## BEGIN RECORDS FOR THIS TASK
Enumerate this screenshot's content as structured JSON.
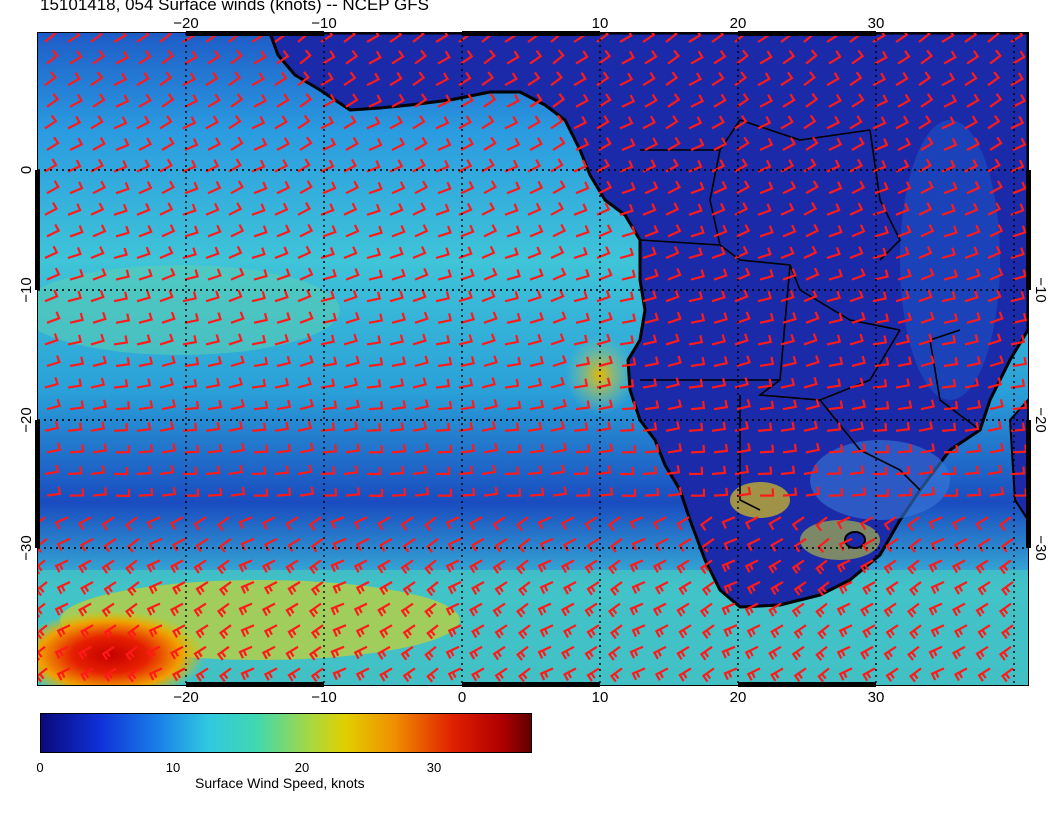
{
  "title": "15101418, 054 Surface winds (knots) -- NCEP GFS",
  "map": {
    "lon_ticks": [
      "−20",
      "−10",
      "0",
      "10",
      "20",
      "30"
    ],
    "lat_ticks": [
      "0",
      "−10",
      "−20",
      "−30"
    ],
    "colors": {
      "land": "#1a2a9c",
      "ocean": "#2f8fd0",
      "coast": "#000000",
      "barb": "#ff1a1a",
      "grid": "#000000"
    }
  },
  "colorbar": {
    "label": "Surface Wind Speed, knots",
    "tick_labels": [
      "0",
      "10",
      "20",
      "30"
    ],
    "ticks": [
      0,
      10,
      20,
      30
    ],
    "range": [
      0,
      37
    ]
  }
}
## END RECORDS FOR THIS TASK
WHAT YOU HAVE TO DO: Your copy should hold every record word for word and none of the pictures.

RESULT FOR THIS TASK:
Enumerate this screenshot's content as structured JSON.
{
  "title": "15101418, 054 Surface winds (knots) -- NCEP GFS",
  "map": {
    "lon_ticks": [
      "−20",
      "−10",
      "0",
      "10",
      "20",
      "30"
    ],
    "lat_ticks": [
      "0",
      "−10",
      "−20",
      "−30"
    ],
    "colors": {
      "land": "#1a2a9c",
      "ocean": "#2f8fd0",
      "coast": "#000000",
      "barb": "#ff1a1a",
      "grid": "#000000"
    }
  },
  "colorbar": {
    "label": "Surface Wind Speed, knots",
    "tick_labels": [
      "0",
      "10",
      "20",
      "30"
    ],
    "ticks": [
      0,
      10,
      20,
      30
    ],
    "range": [
      0,
      37
    ]
  }
}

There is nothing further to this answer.